## JOB
In the rows below, rename "real C" to "observed C" everywhere from the line containing "real C [105, 219, 113, 223]" down to the line containing "real C [178, 76, 186, 81]". Return only those lines, both ends included, with nothing else changed.

Element placement data

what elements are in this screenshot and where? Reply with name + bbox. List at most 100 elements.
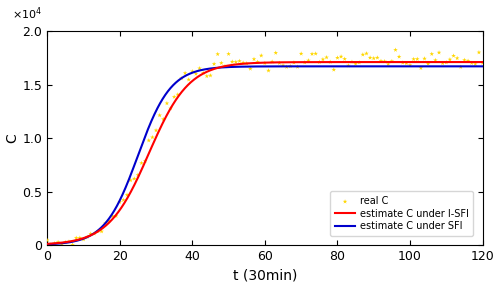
real C [105, 219, 113, 223]
real C [83, 235, 91, 239]
real C [417, 66, 425, 70]
real C [308, 52, 316, 56]
estimate C under I-SFI [88, 233, 94, 237]
real C [392, 48, 400, 52]
real C [199, 71, 207, 75]
Legend: real C, estimate C under I-SFI, estimate C under SFI: real C, estimate C under I-SFI, estimate… [330, 191, 474, 236]
real C [399, 60, 407, 65]
real C [272, 51, 280, 55]
real C [294, 65, 302, 69]
real C [406, 63, 414, 67]
real C [178, 76, 186, 81]
real C [428, 52, 436, 56]
real C [123, 192, 131, 197]
real C [366, 55, 374, 60]
real C [218, 61, 226, 65]
real C [402, 61, 410, 66]
real C [221, 64, 229, 69]
estimate C under I-SFI [384, 60, 390, 64]
estimate C under SFI [44, 242, 50, 246]
real C [203, 74, 211, 79]
real C [348, 60, 356, 64]
real C [359, 52, 367, 57]
real C [446, 57, 454, 62]
real C [322, 55, 330, 60]
real C [156, 113, 164, 118]
real C [120, 198, 128, 202]
real C [304, 58, 312, 63]
real C [468, 61, 475, 65]
real C [460, 58, 468, 62]
real C [250, 57, 258, 61]
real C [330, 67, 338, 72]
real C [344, 63, 352, 68]
estimate C under I-SFI [44, 242, 50, 246]
real C [62, 240, 70, 245]
real C [264, 68, 272, 73]
real C [80, 237, 88, 242]
real C [475, 50, 483, 55]
real C [435, 50, 443, 55]
estimate C under SFI [343, 65, 349, 68]
real C [297, 51, 305, 56]
real C [246, 67, 254, 71]
estimate C under I-SFI [392, 60, 398, 64]
real C [224, 52, 232, 56]
real C [206, 73, 214, 78]
real C [166, 106, 174, 111]
real C [72, 236, 80, 240]
real C [101, 221, 109, 226]
real C [442, 60, 450, 65]
real C [148, 135, 156, 140]
real C [160, 117, 168, 122]
estimate C under SFI [392, 65, 398, 68]
real C [319, 57, 327, 62]
real C [410, 57, 418, 61]
real C [58, 242, 66, 247]
real C [438, 61, 446, 66]
real C [76, 236, 84, 240]
real C [174, 92, 182, 97]
real C [414, 57, 422, 61]
estimate C under I-SFI [220, 65, 226, 68]
real C [170, 95, 178, 99]
real C [337, 54, 345, 59]
real C [370, 56, 378, 60]
real C [424, 61, 432, 66]
real C [214, 52, 222, 56]
estimate C under I-SFI [343, 60, 349, 64]
X-axis label: t (30min): t (30min) [232, 268, 297, 283]
real C [94, 229, 102, 234]
estimate C under I-SFI [236, 62, 242, 66]
real C [420, 56, 428, 61]
real C [276, 61, 283, 65]
real C [86, 232, 94, 236]
real C [268, 59, 276, 64]
real C [43, 238, 51, 242]
estimate C under SFI [384, 65, 390, 68]
real C [432, 58, 440, 62]
real C [450, 54, 458, 58]
Line: estimate C under I-SFI: estimate C under I-SFI [47, 62, 482, 244]
real C [141, 159, 149, 163]
real C [50, 241, 58, 246]
Y-axis label: C: C [6, 133, 20, 143]
real C [126, 178, 134, 183]
real C [47, 242, 55, 247]
real C [286, 64, 294, 69]
real C [261, 61, 269, 65]
estimate C under SFI [220, 66, 226, 69]
real C [326, 60, 334, 64]
real C [232, 60, 240, 65]
real C [334, 56, 342, 60]
real C [478, 60, 486, 65]
real C [472, 62, 480, 67]
real C [152, 128, 160, 133]
real C [312, 51, 320, 56]
real C [258, 53, 266, 58]
real C [181, 71, 189, 75]
real C [374, 55, 382, 60]
real C [352, 62, 360, 66]
real C [196, 66, 203, 71]
real C [301, 60, 309, 65]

## ANSWER FOR THE TASK
observed C [105, 219, 113, 223]
observed C [83, 235, 91, 239]
observed C [417, 66, 425, 70]
observed C [308, 52, 316, 56]
estimate C under I-SFI [88, 233, 94, 237]
observed C [392, 48, 400, 52]
observed C [199, 71, 207, 75]
Legend: observed C, estimate C under I-SFI, estimate C under SFI: observed C, estimate C under I-SFI, estimate… [330, 191, 474, 236]
observed C [399, 60, 407, 65]
observed C [272, 51, 280, 55]
observed C [294, 65, 302, 69]
observed C [406, 63, 414, 67]
observed C [178, 76, 186, 81]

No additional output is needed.